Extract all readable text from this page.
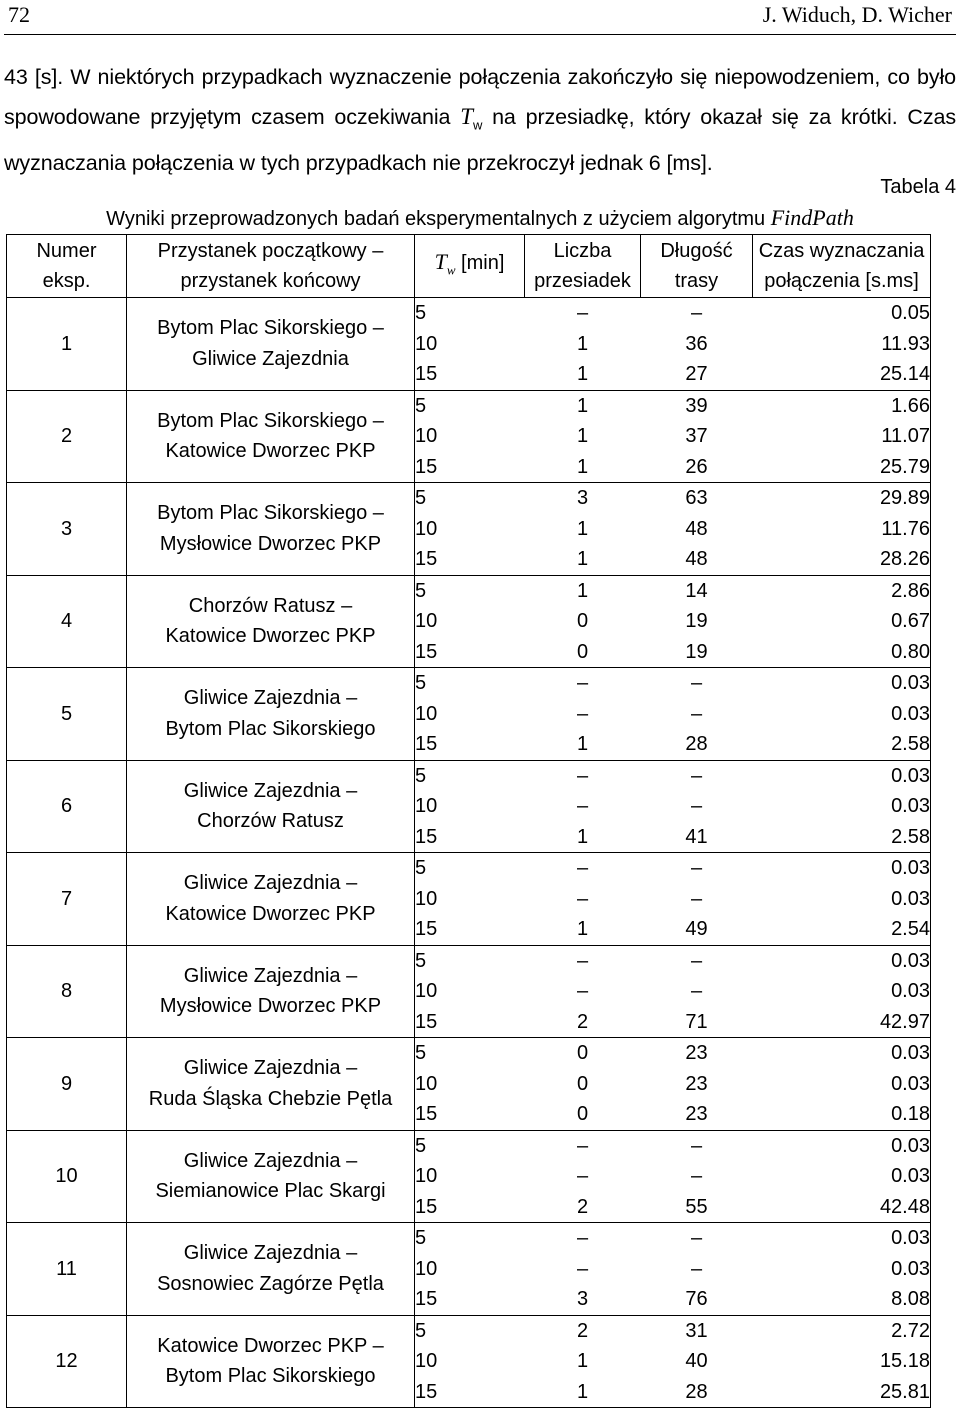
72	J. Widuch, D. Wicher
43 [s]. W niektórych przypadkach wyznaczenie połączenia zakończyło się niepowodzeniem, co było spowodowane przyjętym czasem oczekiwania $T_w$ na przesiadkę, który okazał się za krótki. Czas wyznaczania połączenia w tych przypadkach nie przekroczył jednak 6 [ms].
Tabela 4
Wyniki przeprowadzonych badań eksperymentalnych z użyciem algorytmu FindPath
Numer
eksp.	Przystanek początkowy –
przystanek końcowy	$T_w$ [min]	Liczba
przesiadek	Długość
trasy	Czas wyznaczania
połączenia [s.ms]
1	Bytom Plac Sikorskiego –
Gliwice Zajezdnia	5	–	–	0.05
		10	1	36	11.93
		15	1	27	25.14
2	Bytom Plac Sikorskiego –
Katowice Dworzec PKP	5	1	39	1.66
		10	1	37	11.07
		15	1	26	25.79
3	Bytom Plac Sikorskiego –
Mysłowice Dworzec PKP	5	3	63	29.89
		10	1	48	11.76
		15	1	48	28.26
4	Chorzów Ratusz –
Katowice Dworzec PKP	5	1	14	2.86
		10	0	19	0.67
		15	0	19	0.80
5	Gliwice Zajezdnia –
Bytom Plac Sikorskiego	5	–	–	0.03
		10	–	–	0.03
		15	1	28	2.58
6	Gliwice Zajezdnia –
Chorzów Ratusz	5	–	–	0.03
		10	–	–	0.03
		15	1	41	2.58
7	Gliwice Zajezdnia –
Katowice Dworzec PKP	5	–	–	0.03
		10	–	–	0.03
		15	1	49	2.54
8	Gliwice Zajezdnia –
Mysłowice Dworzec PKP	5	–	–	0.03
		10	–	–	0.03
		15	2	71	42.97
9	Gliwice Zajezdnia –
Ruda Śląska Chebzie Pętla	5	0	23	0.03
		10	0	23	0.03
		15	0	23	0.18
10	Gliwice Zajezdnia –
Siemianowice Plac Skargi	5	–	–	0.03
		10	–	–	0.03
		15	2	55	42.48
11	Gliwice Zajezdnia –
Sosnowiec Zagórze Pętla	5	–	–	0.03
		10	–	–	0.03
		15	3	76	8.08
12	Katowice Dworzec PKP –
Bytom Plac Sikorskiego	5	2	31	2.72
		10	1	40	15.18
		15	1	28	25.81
* * *
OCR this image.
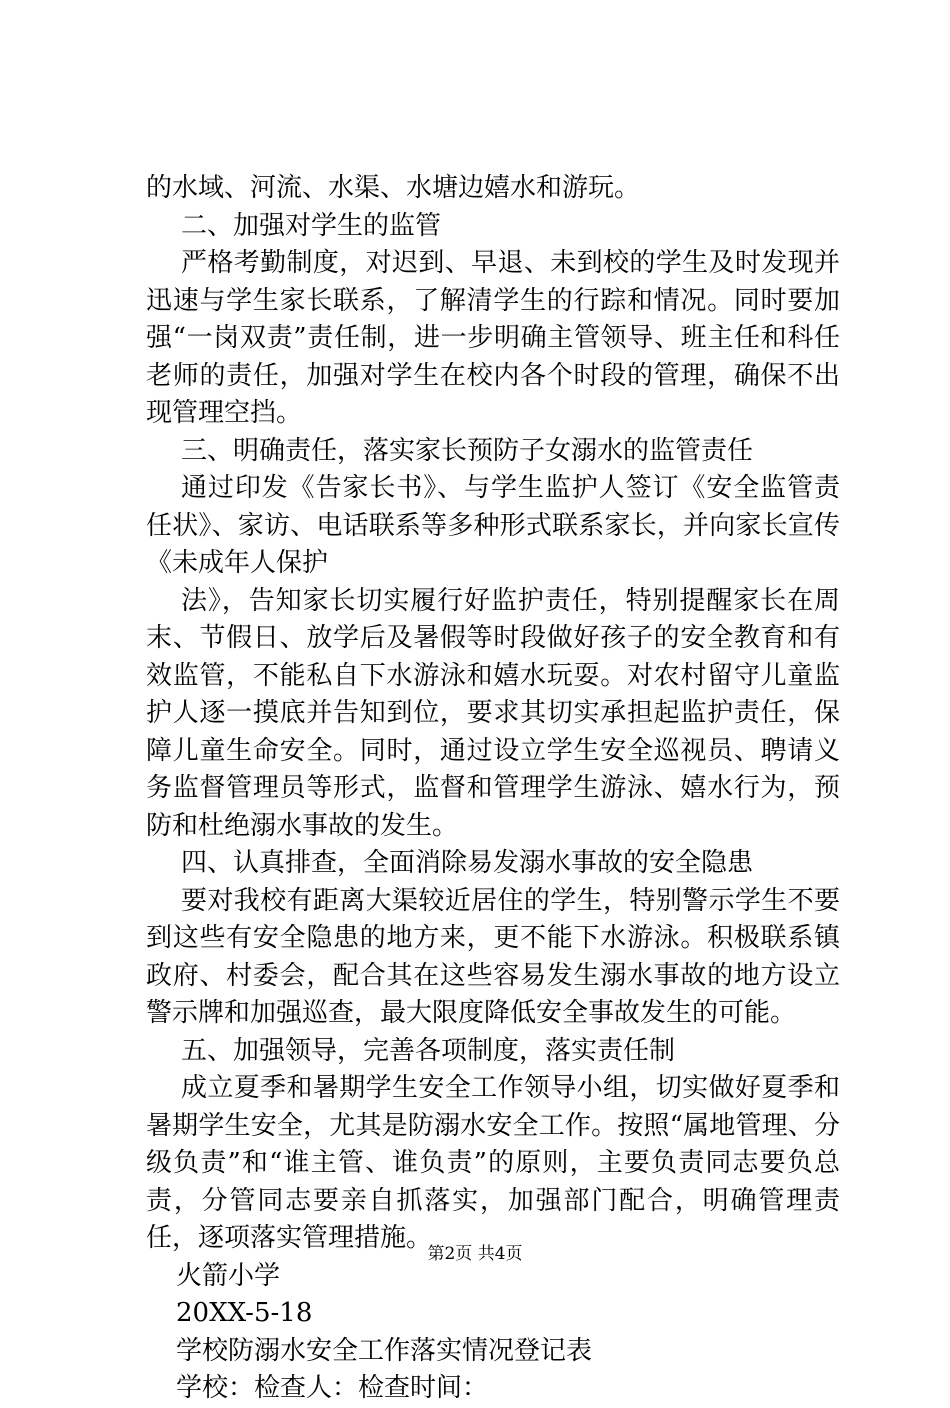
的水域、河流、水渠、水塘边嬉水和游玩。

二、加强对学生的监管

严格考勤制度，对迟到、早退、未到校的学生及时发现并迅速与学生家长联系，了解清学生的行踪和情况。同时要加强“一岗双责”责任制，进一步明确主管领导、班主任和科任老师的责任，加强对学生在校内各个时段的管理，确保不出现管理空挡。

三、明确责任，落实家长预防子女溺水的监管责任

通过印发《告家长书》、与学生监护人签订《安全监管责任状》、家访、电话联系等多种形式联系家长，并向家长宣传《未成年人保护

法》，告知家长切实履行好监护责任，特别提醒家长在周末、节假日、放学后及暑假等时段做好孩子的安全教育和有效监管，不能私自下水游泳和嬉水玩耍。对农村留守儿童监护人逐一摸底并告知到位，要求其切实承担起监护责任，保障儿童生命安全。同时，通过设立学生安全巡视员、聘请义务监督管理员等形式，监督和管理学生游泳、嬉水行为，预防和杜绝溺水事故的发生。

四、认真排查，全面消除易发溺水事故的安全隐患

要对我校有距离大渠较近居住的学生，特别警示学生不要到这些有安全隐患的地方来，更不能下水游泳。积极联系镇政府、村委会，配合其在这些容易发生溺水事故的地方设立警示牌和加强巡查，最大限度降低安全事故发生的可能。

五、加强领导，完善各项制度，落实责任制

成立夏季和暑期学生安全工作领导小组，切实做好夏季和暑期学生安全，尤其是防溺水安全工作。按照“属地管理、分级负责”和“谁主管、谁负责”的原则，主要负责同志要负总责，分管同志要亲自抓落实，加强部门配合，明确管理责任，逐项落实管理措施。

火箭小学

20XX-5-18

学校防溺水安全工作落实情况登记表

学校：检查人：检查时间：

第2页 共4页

• **Task goal**: Locate and copy each line in the data above that includes the word "Sikorskiego".

• **Result of the exercise**:
1	Bytom Plac Sikorskiego –
2	Bytom Plac Sikorskiego –
3	Bytom Plac Sikorskiego –
Bytom Plac Sikorskiego	5	–	–	0.03
Bytom Plac Sikorskiego	5	2	31	2.72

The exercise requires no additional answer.